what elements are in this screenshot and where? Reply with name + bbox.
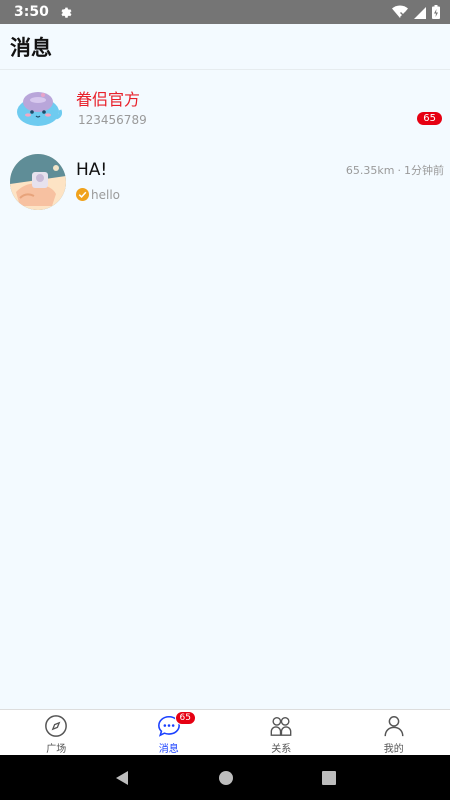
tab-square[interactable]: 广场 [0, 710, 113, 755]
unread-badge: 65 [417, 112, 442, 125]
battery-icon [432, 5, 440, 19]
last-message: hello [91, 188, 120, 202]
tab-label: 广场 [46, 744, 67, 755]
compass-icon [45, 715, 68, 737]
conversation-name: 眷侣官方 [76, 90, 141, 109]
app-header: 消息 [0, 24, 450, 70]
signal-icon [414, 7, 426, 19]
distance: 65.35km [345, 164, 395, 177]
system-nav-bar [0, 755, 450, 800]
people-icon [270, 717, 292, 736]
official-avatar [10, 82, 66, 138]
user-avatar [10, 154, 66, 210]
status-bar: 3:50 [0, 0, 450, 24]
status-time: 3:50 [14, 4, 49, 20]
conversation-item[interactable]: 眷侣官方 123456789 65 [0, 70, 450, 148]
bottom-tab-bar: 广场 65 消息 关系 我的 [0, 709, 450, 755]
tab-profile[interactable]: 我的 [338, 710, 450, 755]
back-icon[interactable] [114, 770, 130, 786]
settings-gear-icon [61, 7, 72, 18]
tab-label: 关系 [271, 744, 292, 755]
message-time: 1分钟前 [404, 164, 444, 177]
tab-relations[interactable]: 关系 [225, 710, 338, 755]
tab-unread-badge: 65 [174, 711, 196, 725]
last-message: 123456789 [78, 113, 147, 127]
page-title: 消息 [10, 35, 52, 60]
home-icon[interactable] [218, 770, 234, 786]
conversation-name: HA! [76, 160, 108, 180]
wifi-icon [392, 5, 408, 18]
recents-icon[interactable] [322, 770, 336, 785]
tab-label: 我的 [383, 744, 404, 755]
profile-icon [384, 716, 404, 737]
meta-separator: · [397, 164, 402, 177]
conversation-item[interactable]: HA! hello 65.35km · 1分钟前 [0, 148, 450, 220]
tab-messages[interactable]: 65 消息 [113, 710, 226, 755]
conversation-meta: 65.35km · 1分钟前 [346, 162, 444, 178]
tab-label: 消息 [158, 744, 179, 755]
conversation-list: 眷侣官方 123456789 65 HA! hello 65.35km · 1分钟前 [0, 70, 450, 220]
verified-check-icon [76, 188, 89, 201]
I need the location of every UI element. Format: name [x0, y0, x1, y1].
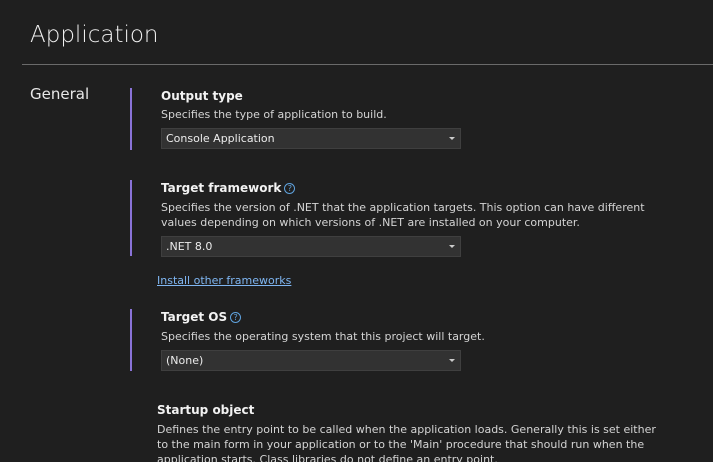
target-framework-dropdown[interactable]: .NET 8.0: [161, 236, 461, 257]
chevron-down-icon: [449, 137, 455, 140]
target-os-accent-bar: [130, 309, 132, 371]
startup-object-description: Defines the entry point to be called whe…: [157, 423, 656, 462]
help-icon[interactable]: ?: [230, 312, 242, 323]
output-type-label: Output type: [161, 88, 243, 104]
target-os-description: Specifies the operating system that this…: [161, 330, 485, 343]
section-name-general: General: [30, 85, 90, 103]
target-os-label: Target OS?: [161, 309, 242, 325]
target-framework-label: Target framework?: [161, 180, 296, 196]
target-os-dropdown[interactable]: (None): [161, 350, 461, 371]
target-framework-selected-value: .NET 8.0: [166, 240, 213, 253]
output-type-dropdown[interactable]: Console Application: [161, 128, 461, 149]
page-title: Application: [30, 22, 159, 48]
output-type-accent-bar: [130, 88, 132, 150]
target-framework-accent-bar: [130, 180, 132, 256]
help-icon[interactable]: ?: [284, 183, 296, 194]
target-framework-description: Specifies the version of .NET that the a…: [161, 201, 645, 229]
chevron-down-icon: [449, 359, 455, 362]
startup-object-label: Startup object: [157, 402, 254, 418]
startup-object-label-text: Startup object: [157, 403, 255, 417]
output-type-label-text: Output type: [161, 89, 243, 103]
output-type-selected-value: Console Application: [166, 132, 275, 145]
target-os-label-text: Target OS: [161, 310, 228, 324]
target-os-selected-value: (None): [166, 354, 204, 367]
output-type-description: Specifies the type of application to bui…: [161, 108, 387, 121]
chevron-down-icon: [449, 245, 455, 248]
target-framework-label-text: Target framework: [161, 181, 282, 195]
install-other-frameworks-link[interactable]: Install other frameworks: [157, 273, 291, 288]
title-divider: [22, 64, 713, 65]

- _TASK GOAL_:
Please return every line of the material above verbatim, omitting the pictures.

- _RESPONSE TO THIS EXERCISE_:
what elements are in this screenshot and where? Reply with name + bbox.
tab-square[interactable]: 广场 [0, 710, 113, 755]
unread-badge: 65 [417, 112, 442, 125]
battery-icon [432, 5, 440, 19]
last-message: hello [91, 188, 120, 202]
tab-label: 广场 [46, 744, 67, 755]
compass-icon [45, 715, 68, 737]
conversation-name: 眷侣官方 [76, 90, 141, 109]
app-header: 消息 [0, 24, 450, 70]
signal-icon [414, 7, 426, 19]
distance: 65.35km [345, 164, 395, 177]
system-nav-bar [0, 755, 450, 800]
people-icon [270, 717, 292, 736]
official-avatar [10, 82, 66, 138]
user-avatar [10, 154, 66, 210]
status-bar: 3:50 [0, 0, 450, 24]
status-time: 3:50 [14, 4, 49, 20]
conversation-item[interactable]: 眷侣官方 123456789 65 [0, 70, 450, 148]
bottom-tab-bar: 广场 65 消息 关系 我的 [0, 709, 450, 755]
tab-profile[interactable]: 我的 [338, 710, 450, 755]
back-icon[interactable] [114, 770, 130, 786]
settings-gear-icon [61, 7, 72, 18]
tab-label: 关系 [271, 744, 292, 755]
message-time: 1分钟前 [404, 164, 444, 177]
tab-relations[interactable]: 关系 [225, 710, 338, 755]
tab-unread-badge: 65 [174, 711, 196, 725]
last-message: 123456789 [78, 113, 147, 127]
page-title: 消息 [10, 35, 52, 60]
home-icon[interactable] [218, 770, 234, 786]
conversation-name: HA! [76, 160, 108, 180]
wifi-icon [392, 5, 408, 18]
recents-icon[interactable] [322, 770, 336, 785]
tab-label: 我的 [383, 744, 404, 755]
profile-icon [384, 716, 404, 737]
meta-separator: · [397, 164, 402, 177]
conversation-item[interactable]: HA! hello 65.35km · 1分钟前 [0, 148, 450, 220]
tab-messages[interactable]: 65 消息 [113, 710, 226, 755]
conversation-meta: 65.35km · 1分钟前 [346, 162, 444, 178]
tab-label: 消息 [158, 744, 179, 755]
conversation-list: 眷侣官方 123456789 65 HA! hello 65.35km · 1分钟前 [0, 70, 450, 220]
verified-check-icon [76, 188, 89, 201]
I need the location of every UI element. Format: name [x0, y0, x1, y1].
target-framework-dropdown[interactable]: .NET 8.0: [161, 236, 461, 257]
chevron-down-icon: [449, 137, 455, 140]
target-os-accent-bar: [130, 309, 132, 371]
startup-object-description: Defines the entry point to be called whe…: [157, 423, 656, 462]
help-icon[interactable]: ?: [230, 312, 242, 323]
output-type-label: Output type: [161, 88, 243, 104]
target-os-description: Specifies the operating system that this…: [161, 330, 485, 343]
section-name-general: General: [30, 85, 90, 103]
target-os-label: Target OS?: [161, 309, 242, 325]
target-framework-label: Target framework?: [161, 180, 296, 196]
target-os-dropdown[interactable]: (None): [161, 350, 461, 371]
target-framework-selected-value: .NET 8.0: [166, 240, 213, 253]
output-type-dropdown[interactable]: Console Application: [161, 128, 461, 149]
page-title: Application: [30, 22, 159, 48]
output-type-accent-bar: [130, 88, 132, 150]
target-framework-accent-bar: [130, 180, 132, 256]
help-icon[interactable]: ?: [284, 183, 296, 194]
target-framework-description: Specifies the version of .NET that the a…: [161, 201, 645, 229]
chevron-down-icon: [449, 359, 455, 362]
startup-object-label: Startup object: [157, 402, 254, 418]
startup-object-label-text: Startup object: [157, 403, 255, 417]
output-type-label-text: Output type: [161, 89, 243, 103]
output-type-selected-value: Console Application: [166, 132, 275, 145]
target-os-label-text: Target OS: [161, 310, 228, 324]
target-os-selected-value: (None): [166, 354, 204, 367]
output-type-description: Specifies the type of application to bui…: [161, 108, 387, 121]
chevron-down-icon: [449, 245, 455, 248]
target-framework-label-text: Target framework: [161, 181, 282, 195]
install-other-frameworks-link[interactable]: Install other frameworks: [157, 273, 291, 288]
title-divider: [22, 64, 713, 65]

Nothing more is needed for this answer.